SOURCE TEXT:

######

Why is the sky blue and Mars red?

[Donn]

Hi, first post here.

 

Have been trying to convince this conspiracy theorist (CT) that the red colour on Mars is perfectly natural and in the course of this have discovered that I don't know the basics of light and atmosphere colour.

I have looked it up on HowStuffWorks but I have some questions.

If anyone here can help me to answer that would help me to argue with the CT.

 

(If this is the wrong place to ask such a question, please point me in the right direction.)

 

If you look up at the blue sky you are seeing many things:

A. Blue light scatter-reflected billions of times such that when it hits your eye it comes from many many many sources.

 

B. The other wavelengths, some blue still mixed in, that are mixing together as they hit your eye to be seen as white.

B2. Could we say from this that unreflected light from the sun is always white?

 

C. However there is far more blue light coming in so you don't notice the white.

######

[Element box annotations]

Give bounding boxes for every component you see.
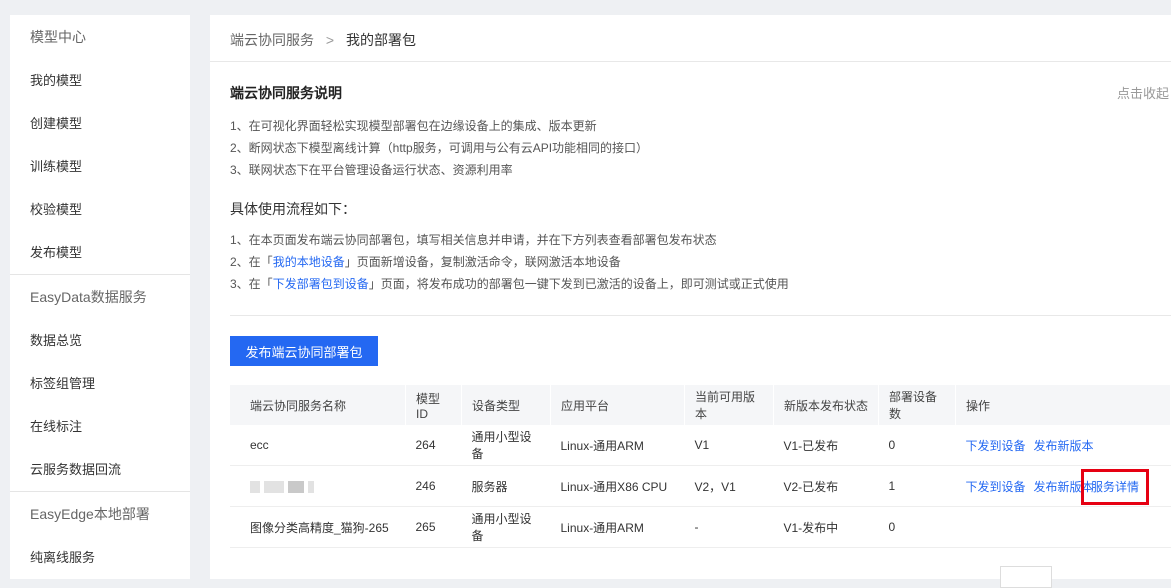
sidebar-item-publish-model[interactable]: 发布模型: [10, 231, 190, 274]
flow-text: 」页面新增设备，复制激活命令，联网激活本地设备: [344, 255, 621, 269]
intro-line: 3、联网状态下在平台管理设备运行状态、资源利用率: [230, 163, 513, 177]
sidebar-item-label-groups[interactable]: 标签组管理: [10, 362, 190, 405]
flow-title: 具体使用流程如下：: [230, 201, 356, 217]
cell-version: V1: [684, 425, 774, 466]
redacted-block: [250, 480, 260, 493]
column-header: 模型ID: [405, 385, 462, 425]
breadcrumb-current: 我的部署包: [345, 32, 416, 48]
cell-model-id: 246: [405, 465, 462, 507]
main-panel: 端云协同服务 > 我的部署包 端云协同服务说明 点击收起 1、在可视化界面轻松实…: [210, 15, 1171, 579]
sidebar-item-my-models[interactable]: 我的模型: [10, 59, 190, 102]
cell-platform: Linux-通用ARM: [550, 506, 685, 548]
sidebar-item-create-model[interactable]: 创建模型: [10, 102, 190, 145]
cell-operations: 下发到设备 发布新版本: [955, 425, 1171, 466]
sidebar-group-easydata: EasyData数据服务: [30, 289, 147, 305]
my-local-devices-link[interactable]: 我的本地设备: [273, 255, 345, 269]
redacted-block: [308, 480, 314, 493]
column-header: 部署设备数: [878, 385, 956, 425]
table-row: ecc 264 通用小型设备 Linux-通用ARM V1 V1-已发布 0 下…: [230, 425, 1171, 466]
sidebar-group-easyedge: EasyEdge本地部署: [30, 506, 150, 522]
cell-status: V2-已发布: [773, 465, 879, 507]
breadcrumb-separator: >: [325, 32, 335, 48]
page-size-select[interactable]: [1000, 566, 1052, 588]
cell-name: ecc: [230, 425, 406, 466]
flow-line: 1、在本页面发布端云协同部署包，填写相关信息并申请，并在下方列表查看部署包发布状…: [230, 233, 717, 247]
column-header: 设备类型: [461, 385, 551, 425]
deploy-to-device-action[interactable]: 下发到设备: [966, 439, 1026, 453]
redacted-block: [264, 480, 284, 493]
intro-line: 1、在可视化界面轻松实现模型部署包在边缘设备上的集成、版本更新: [230, 119, 597, 133]
packages-table: 端云协同服务名称 模型ID 设备类型 应用平台 当前可用版本 新版本发布状态 部…: [230, 385, 1171, 548]
column-header: 当前可用版本: [684, 385, 774, 425]
service-details-button[interactable]: 服务详情: [1081, 469, 1149, 505]
cell-platform: Linux-通用X86 CPU: [550, 465, 685, 507]
cell-device-count: 0: [878, 506, 956, 548]
cell-device-type: 通用小型设备: [461, 425, 551, 466]
cell-model-id: 265: [405, 506, 462, 548]
sidebar-item-offline-service[interactable]: 纯离线服务: [10, 536, 190, 579]
deploy-to-device-action[interactable]: 下发到设备: [966, 480, 1026, 494]
sidebar-item-data-overview[interactable]: 数据总览: [10, 319, 190, 362]
flow-text: 」页面，将发布成功的部署包一键下发到已激活的设备上，即可测试或正式使用: [368, 277, 789, 291]
intro-lines: 1、在可视化界面轻松实现模型部署包在边缘设备上的集成、版本更新 2、断网状态下模…: [230, 115, 648, 181]
sidebar-group-model-center: 模型中心: [30, 29, 86, 45]
flow-line: 3、在「下发部署包到设备」页面，将发布成功的部署包一键下发到已激活的设备上，即可…: [230, 273, 789, 295]
sidebar-item-cloud-data-reflow[interactable]: 云服务数据回流: [10, 448, 190, 491]
cell-version: -: [684, 506, 774, 548]
cell-device-type: 通用小型设备: [461, 506, 551, 548]
intro-title: 端云协同服务说明: [230, 85, 342, 101]
table-row: 246 服务器 Linux-通用X86 CPU V2，V1 V2-已发布 1 下…: [230, 465, 1171, 507]
deploy-to-device-link[interactable]: 下发部署包到设备: [273, 277, 369, 291]
cell-status: V1-发布中: [773, 506, 879, 548]
publish-package-button[interactable]: 发布端云协同部署包: [230, 336, 378, 366]
flow-lines: 1、在本页面发布端云协同部署包，填写相关信息并申请，并在下方列表查看部署包发布状…: [230, 229, 789, 295]
table-row: 图像分类高精度_猫狗-265 265 通用小型设备 Linux-通用ARM - …: [230, 506, 1171, 548]
cell-name-redacted: [230, 465, 406, 507]
cell-device-count: 1: [878, 465, 956, 507]
breadcrumb: 端云协同服务 > 我的部署包: [210, 15, 1171, 62]
cell-status: V1-已发布: [773, 425, 879, 466]
intro-line: 2、断网状态下模型离线计算（http服务，可调用与公有云API功能相同的接口）: [230, 141, 649, 155]
column-header: 应用平台: [550, 385, 685, 425]
breadcrumb-parent[interactable]: 端云协同服务: [230, 32, 314, 48]
divider: [230, 315, 1171, 316]
cell-version: V2，V1: [684, 465, 774, 507]
sidebar-item-validate-model[interactable]: 校验模型: [10, 188, 190, 231]
cell-operations: [955, 506, 1171, 548]
sidebar-item-train-model[interactable]: 训练模型: [10, 145, 190, 188]
cell-device-count: 0: [878, 425, 956, 466]
redacted-block: [288, 480, 304, 493]
cell-model-id: 264: [405, 425, 462, 466]
collapse-link[interactable]: 点击收起: [1117, 83, 1169, 102]
flow-text: 3、在「: [230, 277, 273, 291]
column-header: 操作: [955, 385, 1171, 425]
cell-platform: Linux-通用ARM: [550, 425, 685, 466]
cell-name: 图像分类高精度_猫狗-265: [230, 506, 406, 548]
cell-device-type: 服务器: [461, 465, 551, 507]
flow-line: 2、在「我的本地设备」页面新增设备，复制激活命令，联网激活本地设备: [230, 251, 789, 273]
flow-text: 2、在「: [230, 255, 273, 269]
publish-new-version-action[interactable]: 发布新版本: [1034, 439, 1094, 453]
table-header-row: 端云协同服务名称 模型ID 设备类型 应用平台 当前可用版本 新版本发布状态 部…: [230, 385, 1171, 425]
sidebar: 模型中心 我的模型 创建模型 训练模型 校验模型 发布模型 EasyData数据…: [10, 15, 190, 579]
sidebar-item-online-annotation[interactable]: 在线标注: [10, 405, 190, 448]
column-header: 新版本发布状态: [773, 385, 879, 425]
column-header: 端云协同服务名称: [230, 385, 406, 425]
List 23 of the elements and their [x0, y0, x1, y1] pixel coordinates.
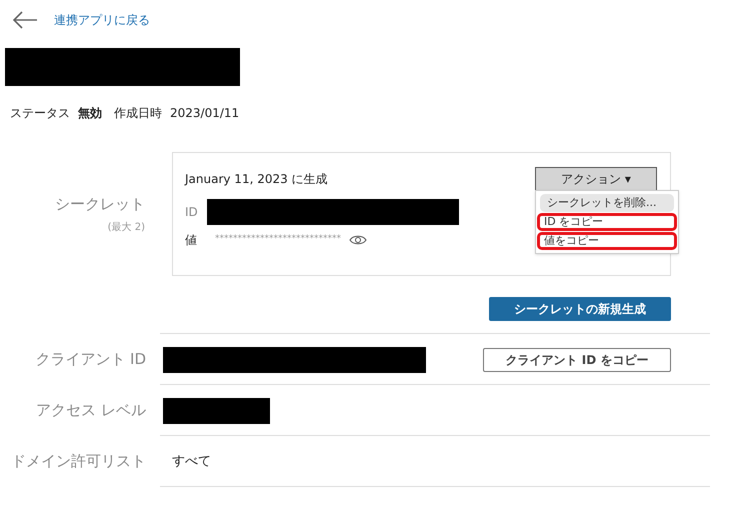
secret-label: シークレット: [55, 194, 145, 216]
field-value: すべて: [172, 452, 211, 471]
created-label: 作成日時: [114, 105, 162, 122]
field-label: クライアント ID: [35, 349, 146, 370]
copy-client-id-button[interactable]: クライアント ID をコピー: [483, 348, 671, 372]
back-arrow-icon[interactable]: [12, 11, 38, 29]
value-label: 値: [185, 232, 198, 249]
secret-limit: (最大 2): [108, 220, 145, 235]
id-label: ID: [185, 204, 195, 221]
menu-item[interactable]: シークレットを削除...: [540, 194, 674, 212]
new-secret-button[interactable]: シークレットの新規生成: [489, 297, 671, 321]
status-value: 無効: [78, 105, 102, 122]
menu-item[interactable]: ID をコピー: [537, 213, 677, 231]
field-label: アクセス レベル: [36, 400, 146, 422]
eye-icon[interactable]: [349, 234, 367, 246]
masked-value: ****************************: [215, 233, 341, 246]
menu-item[interactable]: 値をコピー: [537, 232, 677, 250]
generated-date: January 11, 2023 に生成: [185, 171, 328, 188]
action-button[interactable]: アクション ▾: [535, 167, 657, 191]
status-label: ステータス: [10, 105, 70, 122]
field-label: ドメイン許可リスト: [11, 451, 146, 472]
created-date: 2023/01/11: [170, 105, 240, 122]
back-link[interactable]: 連携アプリに戻る: [54, 11, 150, 29]
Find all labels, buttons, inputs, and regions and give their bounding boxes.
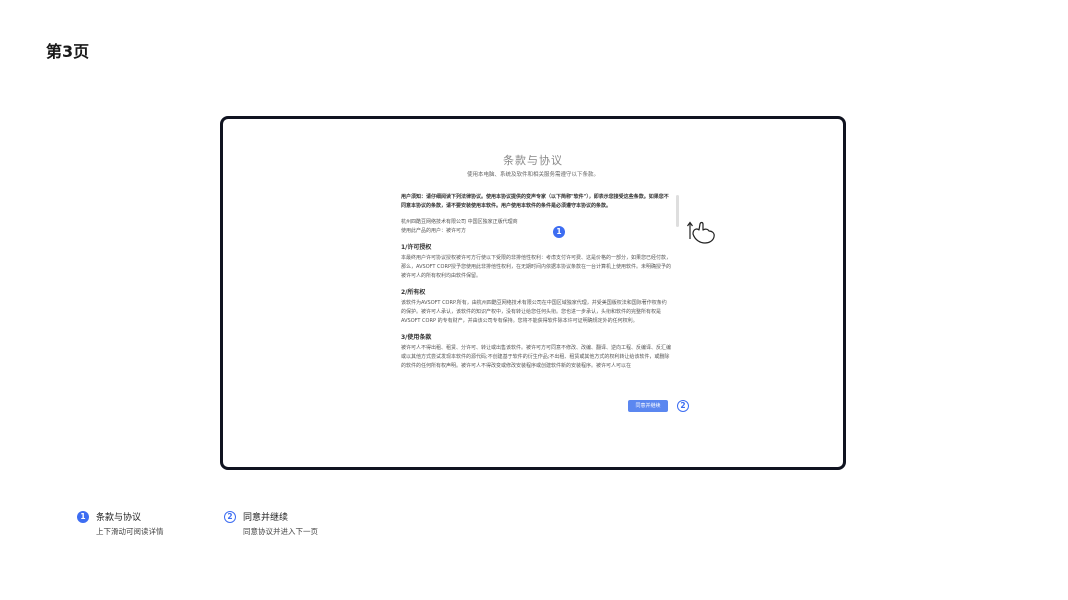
dialog-subtitle: 使用本电脑、系统及软件和相关服务需遵守以下条款。 — [466, 172, 599, 178]
annotation-marker-1: 1 — [553, 226, 565, 238]
legend-title: 条款与协议 — [96, 513, 142, 523]
licensor-line: 杭州四酷豆网络技术有限公司 中国区独家正版代理商 — [401, 219, 518, 225]
terms-scrollbar[interactable] — [676, 195, 679, 227]
terms-scroll-area[interactable]: 用户须知：请仔细阅读下列法律协议。使用本协议提供的变声专家（以下简称"软件"），… — [401, 193, 671, 389]
section-heading: 3/使用条款 — [401, 334, 432, 341]
device-frame: 条款与协议 使用本电脑、系统及软件和相关服务需遵守以下条款。 用户须知：请仔细阅… — [220, 116, 846, 470]
hand-swipe-icon — [687, 221, 715, 244]
legend-marker: 1 — [77, 511, 89, 523]
terms-notice: 用户须知：请仔细阅读下列法律协议。使用本协议提供的变声专家（以下简称"软件"），… — [401, 194, 669, 209]
annotation-marker-2: 2 — [677, 400, 689, 412]
section-heading: 1/许可授权 — [401, 244, 432, 251]
section-heading: 2/所有权 — [401, 289, 426, 296]
legend-marker: 2 — [224, 511, 236, 523]
legend-desc: 上下滑动可阅读详情 — [96, 527, 164, 536]
section-body: 被许可人不得出租、租赁、分许可、转让或出售该软件。被许可方可同意不修改、改编、翻… — [401, 345, 671, 369]
section-body: 本最终用户许可协议授权被许可方行使以下受限的非排他性权利：考虑支付许可费、这是价… — [401, 255, 671, 279]
terms-parties: 杭州四酷豆网络技术有限公司 中国区独家正版代理商 使用此产品的用户：被许可方 — [401, 218, 671, 236]
section-body: 该软件为AVSOFT CORP.所有，由杭州四酷豆网络技术有限公司在中国区域独家… — [401, 300, 667, 324]
agree-continue-button[interactable]: 同意并继续 — [628, 400, 668, 412]
legend-desc: 同意协议并进入下一页 — [243, 527, 318, 536]
page-title: 第3页 — [46, 42, 90, 61]
licensee-line: 使用此产品的用户：被许可方 — [401, 228, 467, 234]
dialog-title: 条款与协议 — [503, 154, 563, 167]
legend-title: 同意并继续 — [243, 513, 289, 523]
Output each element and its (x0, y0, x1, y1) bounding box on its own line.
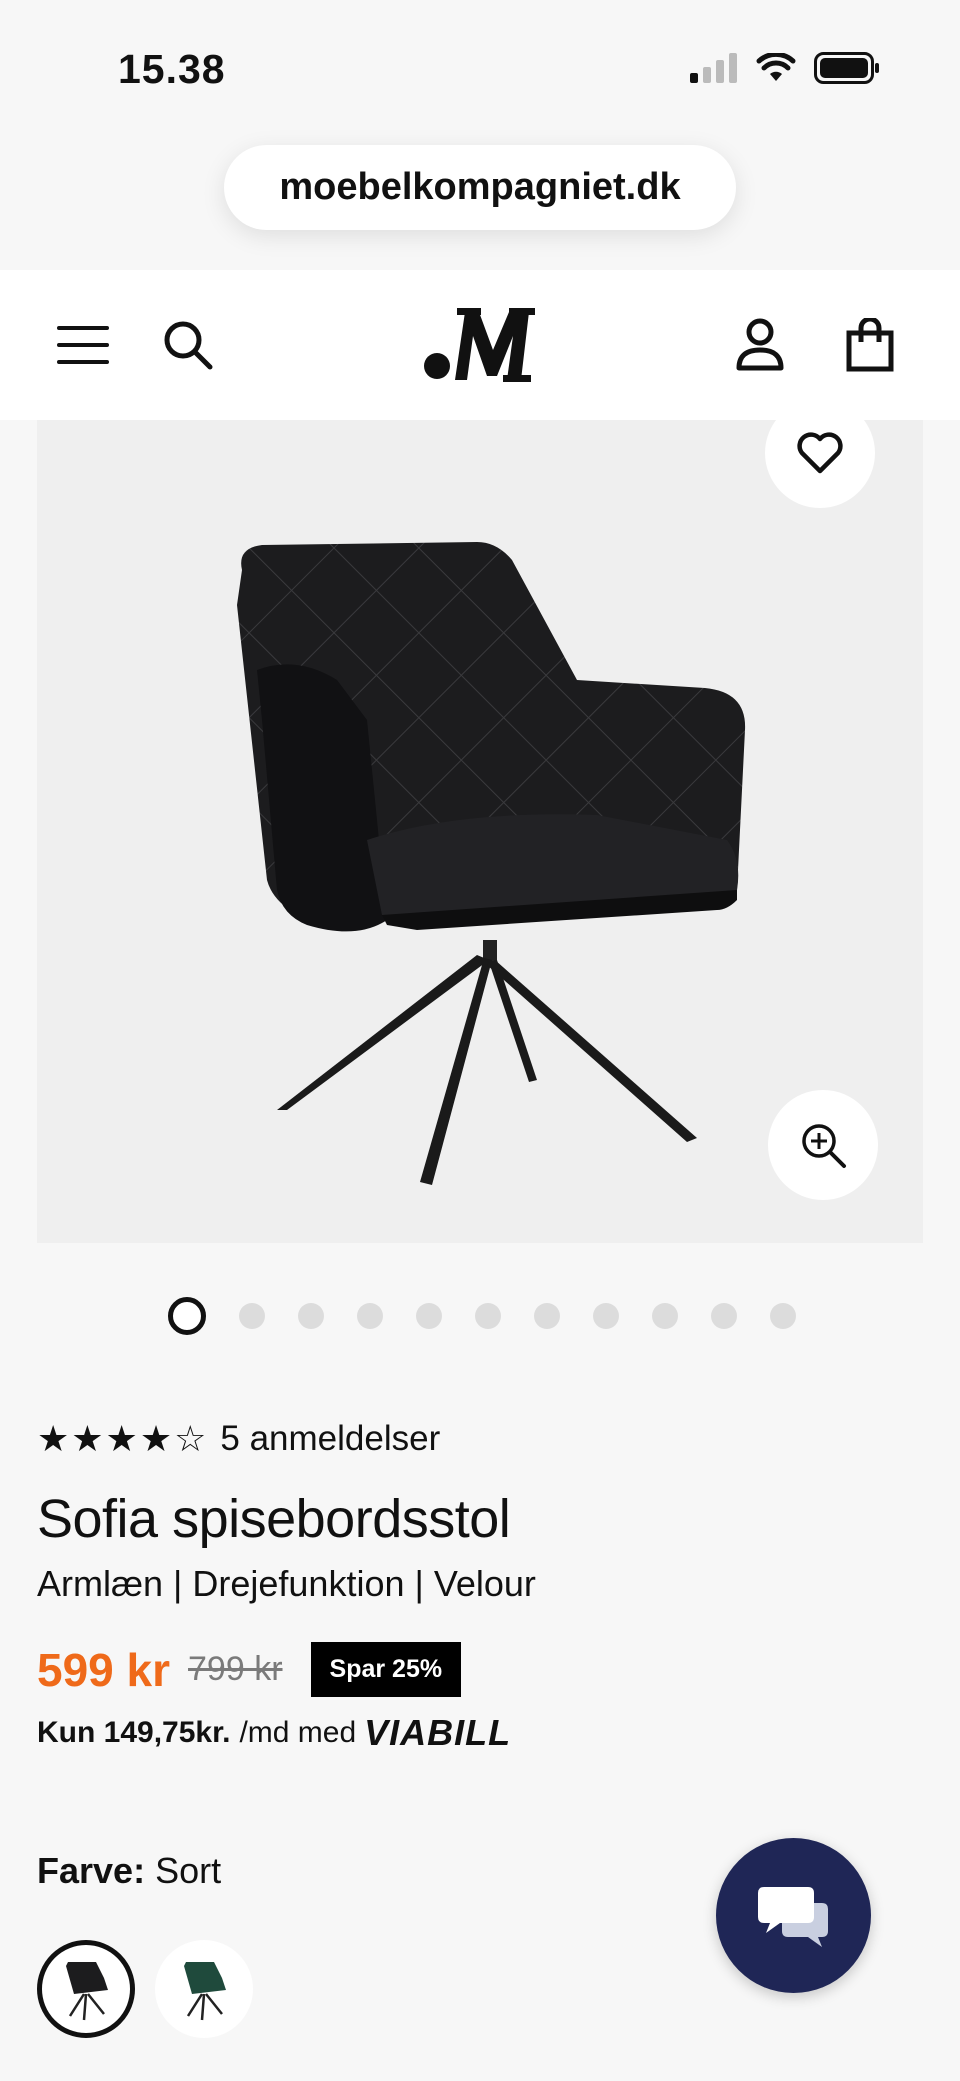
carousel-dot[interactable] (239, 1303, 265, 1329)
product-subtitle: Armlæn | Drejefunktion | Velour (37, 1563, 536, 1604)
product-rating[interactable]: ★★★★☆ 5 anmeldelser (37, 1418, 440, 1460)
price-row: 599 kr 799 kr Spar 25% (37, 1642, 462, 1697)
carousel-dot[interactable] (534, 1303, 560, 1329)
review-count: 5 anmeldelser (220, 1419, 441, 1458)
current-price: 599 kr (37, 1643, 171, 1696)
color-swatch-black[interactable] (37, 1940, 135, 2038)
heart-icon (797, 432, 843, 474)
logo-icon (424, 308, 535, 382)
color-swatch-green[interactable] (155, 1940, 253, 2038)
viabill-logo: VIABILL (364, 1712, 512, 1753)
carousel-dot[interactable] (168, 1297, 206, 1335)
carousel-dot[interactable] (711, 1303, 737, 1329)
product-title: Sofia spisebordsstol (37, 1489, 511, 1549)
status-time: 15.38 (118, 46, 226, 92)
product-gallery[interactable] (37, 398, 923, 1243)
site-logo[interactable] (415, 304, 545, 384)
user-icon (736, 318, 784, 371)
favorite-button[interactable] (765, 398, 875, 508)
color-label-value: Sort (155, 1850, 222, 1891)
status-icons (690, 52, 880, 84)
chat-button[interactable] (716, 1838, 871, 1993)
color-label-key: Farve: (37, 1850, 146, 1891)
hamburger-icon (57, 326, 109, 364)
carousel-dot[interactable] (593, 1303, 619, 1329)
color-swatches (37, 1940, 253, 2038)
menu-button[interactable] (48, 310, 118, 380)
color-selector-label: Farve: Sort (37, 1850, 221, 1892)
url-text: moebelkompagniet.dk (279, 166, 681, 208)
installment-text: /md med (239, 1716, 357, 1749)
battery-icon (814, 52, 879, 84)
wifi-icon (756, 53, 796, 81)
carousel-dot[interactable] (475, 1303, 501, 1329)
zoom-button[interactable] (768, 1090, 878, 1200)
old-price: 799 kr (188, 1650, 283, 1688)
carousel-dot[interactable] (770, 1303, 796, 1329)
search-button[interactable] (153, 310, 223, 380)
discount-badge: Spar 25% (310, 1642, 462, 1697)
carousel-dot[interactable] (298, 1303, 324, 1329)
chat-bubbles-icon (757, 1886, 828, 1947)
rating-stars: ★★★★☆ (37, 1418, 209, 1459)
cart-button[interactable] (835, 310, 905, 380)
carousel-dot[interactable] (416, 1303, 442, 1329)
zoom-in-icon (802, 1124, 846, 1168)
status-bar: 15.38 (0, 0, 960, 140)
cellular-signal-icon (690, 53, 737, 83)
search-icon (164, 321, 213, 370)
carousel-dot[interactable] (652, 1303, 678, 1329)
carousel-indicator (168, 1296, 796, 1336)
installment-info[interactable]: Kun 149,75kr. /md med VIABILL (37, 1712, 511, 1754)
address-bar[interactable]: moebelkompagniet.dk (224, 145, 736, 230)
green-chair-thumbnail (184, 1962, 226, 2021)
installment-amount: Kun 149,75kr. (37, 1716, 231, 1749)
account-button[interactable] (725, 310, 795, 380)
carousel-dot[interactable] (357, 1303, 383, 1329)
black-chair-thumbnail (66, 1962, 108, 2021)
shopping-bag-icon (846, 318, 894, 372)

######

STATED PROBLEM A: Using the post on why the sky is blue and Mars red, mark each statement yes or no and quote the words that settle it: (i) The poster looked the topic up on HowStuffWorks. (ii) The poster says you don't notice the white because far more blue light is coming in. (iii) The poster states outright that unreflected light from the sun is always white.
STATED PROBLEM B: Carry on the post on why the sky is blue and Mars red, picking up after its last line.
The items above were drawn from a separate source, apart from the post on why the sky is blue and Mars red.

TASK RESULT A:
(i) Yes: "I have looked it up on HowStuffWorks but I have some questions."
(ii) Yes: "However there is far more blue light coming in so you don't notice the white."
(iii) No: "Could we say from this that unreflected light from the sun is always white?"

TASK RESULT B:
C2. Perhaps you notice it as a glare or a brightness?

 

If there is a massive dust-storm or huge fires or terrible smog-pollution we can see the effects of absorption of blue-light.

D. Does this then remove most of the blue light and scatter the reddish light through the dust, thus painting it red/brown/tan.

D2. Or is the reddish colour of such scenes due only to the absorption of blue light?

D3. And if so, should we see the reddish light at all since it's not reflecting off anything?

 

E. On Mars, if the dust absorbs the blue light can you explain the blue sunset effect?

 

Oh, one more:

 

On Earth, an explanation I have read for the yellow/red/orange sunsets is that because of the further distance the light has to travel through the atmosphere, by the time the light reaches your eye all the blue light has scattered away and so we only see the reds etc.

F. So, where did the blue scatter to?

G. Is the y/r/o colour due to scattering of these colours too?

H. Is this due to dust in the air or would the molecules that usually make blue sky work the same magic?

 

Thanks for any help.

[Cap'n Refsmmat]

A= right!

B=yes...

B2=YES!

C=No, it's like the atmosphere is visible. The atmosphere's molecules have a tiny bit of blue. You just can't see it over short distances.

C2= glare is reflected light

D= simply put, the smog is orange.

D2=yes

D3=it IS reflecting! off the dust!

E=blue sunset effect?

F=no! see earlier! it's to YOU!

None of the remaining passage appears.